> **STATED TASK**
Produce the listing below again, exactly as shown.

··· SUPPLIED DATA ···

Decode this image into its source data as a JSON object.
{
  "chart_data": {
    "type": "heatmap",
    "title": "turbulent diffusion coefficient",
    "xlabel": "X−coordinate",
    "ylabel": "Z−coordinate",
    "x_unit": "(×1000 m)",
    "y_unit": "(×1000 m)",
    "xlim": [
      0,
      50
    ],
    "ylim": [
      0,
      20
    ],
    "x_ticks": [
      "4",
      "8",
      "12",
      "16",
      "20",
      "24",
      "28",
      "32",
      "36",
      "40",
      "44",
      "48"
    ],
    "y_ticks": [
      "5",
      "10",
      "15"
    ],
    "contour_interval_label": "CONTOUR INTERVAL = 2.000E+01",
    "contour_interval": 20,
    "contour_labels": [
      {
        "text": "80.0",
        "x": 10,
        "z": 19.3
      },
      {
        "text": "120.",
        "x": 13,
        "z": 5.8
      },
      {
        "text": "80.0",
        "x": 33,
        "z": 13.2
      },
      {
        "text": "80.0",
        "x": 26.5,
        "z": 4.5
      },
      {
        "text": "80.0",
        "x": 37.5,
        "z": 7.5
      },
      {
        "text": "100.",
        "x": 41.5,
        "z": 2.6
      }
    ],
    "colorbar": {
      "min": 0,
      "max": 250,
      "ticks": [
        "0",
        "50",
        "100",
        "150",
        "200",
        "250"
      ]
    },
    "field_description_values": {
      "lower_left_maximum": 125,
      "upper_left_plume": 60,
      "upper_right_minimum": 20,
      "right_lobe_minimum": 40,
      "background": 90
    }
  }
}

···

> **SOLUTION TO THIS EXERCISE**
Decode this image into its source data as a JSON object.
{
  "chart_data": {
    "type": "heatmap",
    "title": "turbulent diffusion coefficient",
    "xlabel": "X−coordinate",
    "ylabel": "Z−coordinate",
    "x_unit": "(×1000 m)",
    "y_unit": "(×1000 m)",
    "xlim": [
      0,
      50
    ],
    "ylim": [
      0,
      20
    ],
    "x_ticks": [
      "4",
      "8",
      "12",
      "16",
      "20",
      "24",
      "28",
      "32",
      "36",
      "40",
      "44",
      "48"
    ],
    "y_ticks": [
      "5",
      "10",
      "15"
    ],
    "contour_interval_label": "CONTOUR INTERVAL = 2.000E+01",
    "contour_interval": 20,
    "contour_labels": [
      {
        "text": "80.0",
        "x": 10,
        "z": 19.3
      },
      {
        "text": "120.",
        "x": 13,
        "z": 5.8
      },
      {
        "text": "80.0",
        "x": 33,
        "z": 13.2
      },
      {
        "text": "80.0",
        "x": 26.5,
        "z": 4.5
      },
      {
        "text": "80.0",
        "x": 37.5,
        "z": 7.5
      },
      {
        "text": "100.",
        "x": 41.5,
        "z": 2.6
      }
    ],
    "colorbar": {
      "min": 0,
      "max": 250,
      "ticks": [
        "0",
        "50",
        "100",
        "150",
        "200",
        "250"
      ]
    },
    "field_description_values": {
      "lower_left_maximum": 125,
      "upper_left_plume": 60,
      "upper_right_minimum": 20,
      "right_lobe_minimum": 40,
      "background": 90
    }
  }
}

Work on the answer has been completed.